> [Passage to read]
"""

Now let's chose some inital perturbed parameters and run the learning loop for 300 iterations, each time integrating the models for 50 time steps.

In [214]:

true_params = [sigma, rho, beta]
pert_params = [sigma + 1, rho - 2, beta - 0.5]

In [259]:

h = learning_loop(true_params, pert_params, 1e-2, 50, 300)

A Jupyter Widget

In [260]:

plt.plot(h['loss']); plt.yscale('log'); plt.title('Loss');

In [261]:

def plot_params(h):
    [plt.plot(np.array(h['pert_params'])[:, i] - true, label=l) 
     for l, (i, true) in zip(['sigma', 'rho', 'beta'], enumerate([sigma, rho, beta]))]
    plt.axhline(0, c='gray', zorder=0.1); plt.legend(); plt.title('Parameter error');

In [262]:

plot_params(h)

We can see that the loss is going down with considerable random scatter. Similarly, the parameters get closer and closer to their true values.

How long can we integrate the model and still get useful gradients?¶

We can try integrating the models longer each learning step. Let's set the number of time steps to 100 and see what happens.

"""

> [Your tasks]
A. In the notebook excerpt, how many time steps are the models integrated for in each iteration of the first learning run?
B. List each perturbed parameter value as the notebook excerpt defines it in the code.
C. Continue the notebook excerpt about learning model parameters from its last sentence.
The items come from a separate source that has no connection to the notebook excerpt.

> [Spatial layout data]
"""

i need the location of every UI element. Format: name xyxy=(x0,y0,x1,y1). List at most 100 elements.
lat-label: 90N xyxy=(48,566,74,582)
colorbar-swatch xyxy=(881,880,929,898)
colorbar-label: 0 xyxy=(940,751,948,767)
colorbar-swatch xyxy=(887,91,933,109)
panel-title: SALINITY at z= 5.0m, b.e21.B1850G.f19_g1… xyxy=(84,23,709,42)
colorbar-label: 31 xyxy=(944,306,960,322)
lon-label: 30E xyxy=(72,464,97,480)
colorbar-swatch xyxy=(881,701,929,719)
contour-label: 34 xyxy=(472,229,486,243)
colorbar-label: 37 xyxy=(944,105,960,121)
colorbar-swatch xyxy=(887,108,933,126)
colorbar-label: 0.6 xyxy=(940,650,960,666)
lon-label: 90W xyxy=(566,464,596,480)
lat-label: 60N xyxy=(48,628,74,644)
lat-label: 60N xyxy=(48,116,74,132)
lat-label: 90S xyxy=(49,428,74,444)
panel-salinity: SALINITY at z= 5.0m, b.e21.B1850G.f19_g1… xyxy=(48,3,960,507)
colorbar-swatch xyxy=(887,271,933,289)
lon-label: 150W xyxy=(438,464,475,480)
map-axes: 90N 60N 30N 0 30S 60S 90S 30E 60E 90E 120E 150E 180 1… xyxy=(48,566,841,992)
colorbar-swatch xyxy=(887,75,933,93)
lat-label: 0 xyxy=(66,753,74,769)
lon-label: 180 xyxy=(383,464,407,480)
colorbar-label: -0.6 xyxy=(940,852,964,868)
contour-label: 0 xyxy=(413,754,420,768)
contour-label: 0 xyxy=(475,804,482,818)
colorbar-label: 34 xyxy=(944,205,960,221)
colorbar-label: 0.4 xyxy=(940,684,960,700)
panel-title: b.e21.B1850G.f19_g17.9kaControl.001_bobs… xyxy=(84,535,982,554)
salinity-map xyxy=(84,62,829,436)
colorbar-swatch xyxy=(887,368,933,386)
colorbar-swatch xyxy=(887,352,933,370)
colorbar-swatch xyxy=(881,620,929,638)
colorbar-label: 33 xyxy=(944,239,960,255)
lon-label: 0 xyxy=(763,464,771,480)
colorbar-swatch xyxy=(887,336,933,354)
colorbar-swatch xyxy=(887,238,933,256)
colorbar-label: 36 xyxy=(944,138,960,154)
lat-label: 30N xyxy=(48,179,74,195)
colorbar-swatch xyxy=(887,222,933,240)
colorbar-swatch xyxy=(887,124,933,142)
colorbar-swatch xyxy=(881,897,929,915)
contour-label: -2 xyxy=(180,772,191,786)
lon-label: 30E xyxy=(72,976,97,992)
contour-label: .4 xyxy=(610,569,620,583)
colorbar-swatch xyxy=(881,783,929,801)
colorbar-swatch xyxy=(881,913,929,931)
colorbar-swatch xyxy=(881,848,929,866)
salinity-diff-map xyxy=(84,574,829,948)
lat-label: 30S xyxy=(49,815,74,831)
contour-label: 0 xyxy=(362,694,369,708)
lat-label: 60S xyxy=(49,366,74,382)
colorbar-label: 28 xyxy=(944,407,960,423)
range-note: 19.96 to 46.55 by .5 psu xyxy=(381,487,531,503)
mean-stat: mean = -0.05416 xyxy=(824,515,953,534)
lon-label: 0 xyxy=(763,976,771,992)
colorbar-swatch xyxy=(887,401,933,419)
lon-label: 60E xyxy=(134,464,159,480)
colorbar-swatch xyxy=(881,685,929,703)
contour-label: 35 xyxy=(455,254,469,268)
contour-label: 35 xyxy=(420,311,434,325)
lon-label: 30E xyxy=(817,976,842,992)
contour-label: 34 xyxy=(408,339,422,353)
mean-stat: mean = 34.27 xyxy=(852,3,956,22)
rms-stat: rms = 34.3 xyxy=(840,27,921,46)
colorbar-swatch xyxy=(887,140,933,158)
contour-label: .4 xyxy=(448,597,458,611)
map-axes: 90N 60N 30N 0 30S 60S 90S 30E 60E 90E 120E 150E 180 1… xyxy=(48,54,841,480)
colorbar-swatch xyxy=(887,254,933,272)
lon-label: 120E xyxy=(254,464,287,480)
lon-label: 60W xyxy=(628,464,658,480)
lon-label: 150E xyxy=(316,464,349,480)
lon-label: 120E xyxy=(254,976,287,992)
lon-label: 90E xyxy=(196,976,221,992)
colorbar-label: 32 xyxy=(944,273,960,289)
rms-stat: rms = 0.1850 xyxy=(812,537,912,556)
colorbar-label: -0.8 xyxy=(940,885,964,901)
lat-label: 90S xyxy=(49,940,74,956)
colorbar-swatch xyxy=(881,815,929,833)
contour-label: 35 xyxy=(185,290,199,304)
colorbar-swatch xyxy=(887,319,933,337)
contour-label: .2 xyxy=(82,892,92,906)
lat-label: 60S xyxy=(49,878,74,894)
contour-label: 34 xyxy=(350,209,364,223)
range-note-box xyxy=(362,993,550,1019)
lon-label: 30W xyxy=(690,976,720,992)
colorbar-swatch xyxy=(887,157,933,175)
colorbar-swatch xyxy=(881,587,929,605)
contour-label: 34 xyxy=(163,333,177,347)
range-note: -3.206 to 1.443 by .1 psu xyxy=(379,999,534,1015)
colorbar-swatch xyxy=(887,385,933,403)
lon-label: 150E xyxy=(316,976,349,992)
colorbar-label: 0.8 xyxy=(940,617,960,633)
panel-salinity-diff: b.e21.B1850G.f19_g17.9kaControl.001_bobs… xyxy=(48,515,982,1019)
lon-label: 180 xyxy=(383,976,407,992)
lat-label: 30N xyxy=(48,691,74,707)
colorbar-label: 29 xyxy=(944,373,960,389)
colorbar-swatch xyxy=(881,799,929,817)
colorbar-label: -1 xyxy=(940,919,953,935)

"""

> [Expected outputs]
A. 50 time steps.

B. sigma + 1, rho - 2, beta - 0.5

C.
In [263]:

h = learning_loop(true_params, pert_params, 1e-2, 100, 300)

A Jupyter Widget

In [264]:

plt.plot(h['loss']); plt.yscale('log'); plt.title('Loss');

After around 13 learning steps we get NaNs. This suggests that the gradients are not stable.

Maybe we can reduce the learning rate to avoid these blow-ups.

In [272]:

h = learning_loop(true_params, pert_params, 1e-4, 75, 5000)

A Jupyter Widget

In [273]:

plt.plot(h['loss']); plt.yscale('log'); plt.title('Loss');

In [274]:

plot_params(h)

This seems to work. I tried to reduce the learning rate further and train for 100 steps, but no success. This suggests that there is some kind of limit.

Sparse observations¶

Does this still work if we only have the truth for one of the three state variables? Let's take only $y$.

In [332]:

h = learning_loop(true_params, pert_params, 1e-3, 50, 2000, sparse=1)

A Jupyter Widget

In [333]:

plot_params(h)

So it does still work, even though we have to tweak the learning rate again and train for longer. Larger learning rates blow up. This works for all three variables, but the sensitivity to the learning rate is different.

Final thoughts¶

So what I set out to do seems to work in some way. Now what I am confused about is how interesting this is. Is this obvious and maybe just not practical for any kind of more complex model.

The computation of the gradient is possble for any kind of non-linear model which makes this so appealing to my mind.

Don't be afraid to critique and ask dumb questions! I hope I made it clear that I don't really fully understand the problem myself, which means I am probably the dumb one :)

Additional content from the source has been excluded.